▶ **Exercise directions**:
Return only the count of lines in which the word "Wind" appears.

>> begin

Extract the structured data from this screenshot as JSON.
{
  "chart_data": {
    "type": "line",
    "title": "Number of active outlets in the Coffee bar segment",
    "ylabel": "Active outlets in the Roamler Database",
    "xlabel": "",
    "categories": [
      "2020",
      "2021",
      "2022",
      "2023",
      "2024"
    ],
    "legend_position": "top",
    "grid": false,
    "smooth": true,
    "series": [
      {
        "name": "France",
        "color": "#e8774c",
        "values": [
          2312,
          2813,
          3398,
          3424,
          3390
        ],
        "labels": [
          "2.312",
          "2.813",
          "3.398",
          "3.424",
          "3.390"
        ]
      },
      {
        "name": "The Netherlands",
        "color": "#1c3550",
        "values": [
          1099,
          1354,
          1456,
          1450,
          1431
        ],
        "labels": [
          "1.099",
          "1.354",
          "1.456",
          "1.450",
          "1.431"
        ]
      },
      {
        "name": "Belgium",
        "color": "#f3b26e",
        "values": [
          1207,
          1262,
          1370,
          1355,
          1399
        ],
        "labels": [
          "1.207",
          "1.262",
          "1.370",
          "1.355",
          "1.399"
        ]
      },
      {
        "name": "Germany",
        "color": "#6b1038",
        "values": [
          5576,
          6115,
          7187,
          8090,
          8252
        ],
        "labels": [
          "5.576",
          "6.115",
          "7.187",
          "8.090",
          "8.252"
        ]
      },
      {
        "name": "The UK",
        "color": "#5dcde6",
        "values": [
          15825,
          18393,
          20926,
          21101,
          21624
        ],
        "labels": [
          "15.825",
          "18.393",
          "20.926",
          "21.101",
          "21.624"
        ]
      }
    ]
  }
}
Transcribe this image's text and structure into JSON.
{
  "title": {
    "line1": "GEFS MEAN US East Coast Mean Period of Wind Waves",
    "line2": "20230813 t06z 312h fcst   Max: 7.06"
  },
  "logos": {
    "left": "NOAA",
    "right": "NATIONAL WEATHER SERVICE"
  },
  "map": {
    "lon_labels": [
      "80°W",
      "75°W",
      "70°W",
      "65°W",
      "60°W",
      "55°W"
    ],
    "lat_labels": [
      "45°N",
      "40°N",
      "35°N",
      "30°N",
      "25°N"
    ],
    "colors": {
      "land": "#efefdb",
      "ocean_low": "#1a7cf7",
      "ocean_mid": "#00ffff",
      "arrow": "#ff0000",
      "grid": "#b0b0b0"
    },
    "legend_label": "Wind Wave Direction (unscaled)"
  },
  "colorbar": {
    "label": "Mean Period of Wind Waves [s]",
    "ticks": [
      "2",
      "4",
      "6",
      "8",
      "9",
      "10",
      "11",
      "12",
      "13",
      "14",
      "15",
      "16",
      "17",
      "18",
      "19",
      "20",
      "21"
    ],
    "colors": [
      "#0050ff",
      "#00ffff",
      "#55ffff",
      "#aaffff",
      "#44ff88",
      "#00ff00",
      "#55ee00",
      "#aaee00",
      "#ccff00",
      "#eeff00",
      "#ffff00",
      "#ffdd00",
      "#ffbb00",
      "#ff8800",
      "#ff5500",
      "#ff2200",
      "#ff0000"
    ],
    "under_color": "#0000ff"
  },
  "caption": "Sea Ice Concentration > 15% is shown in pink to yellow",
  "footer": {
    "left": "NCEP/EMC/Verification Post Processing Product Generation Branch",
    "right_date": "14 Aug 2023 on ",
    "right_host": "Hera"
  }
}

>> end
>> begin

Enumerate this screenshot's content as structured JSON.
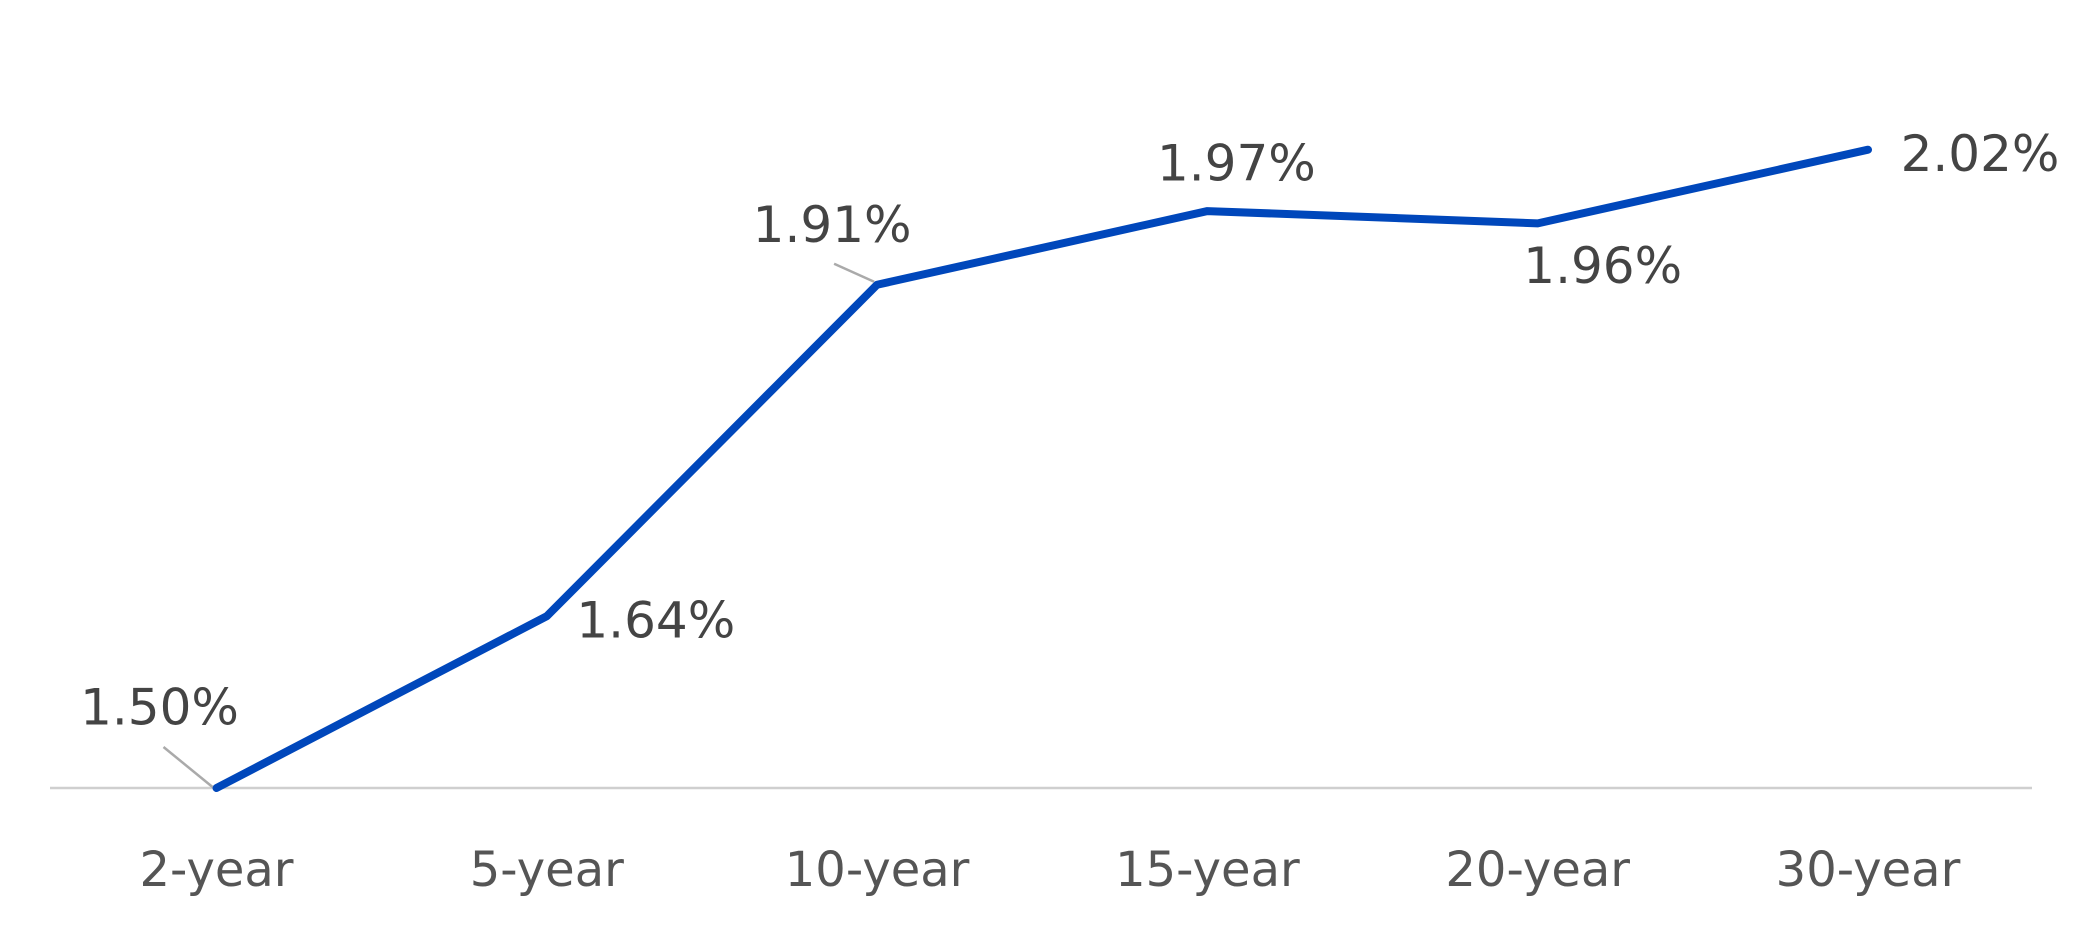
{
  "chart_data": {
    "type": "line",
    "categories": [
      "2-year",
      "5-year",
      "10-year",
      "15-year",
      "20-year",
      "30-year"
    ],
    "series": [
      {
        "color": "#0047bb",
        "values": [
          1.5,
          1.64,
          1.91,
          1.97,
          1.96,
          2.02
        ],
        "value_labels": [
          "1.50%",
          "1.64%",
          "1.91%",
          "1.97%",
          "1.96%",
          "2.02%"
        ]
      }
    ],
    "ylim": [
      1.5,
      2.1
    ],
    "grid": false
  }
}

>> end

▶ **Task answer**:
3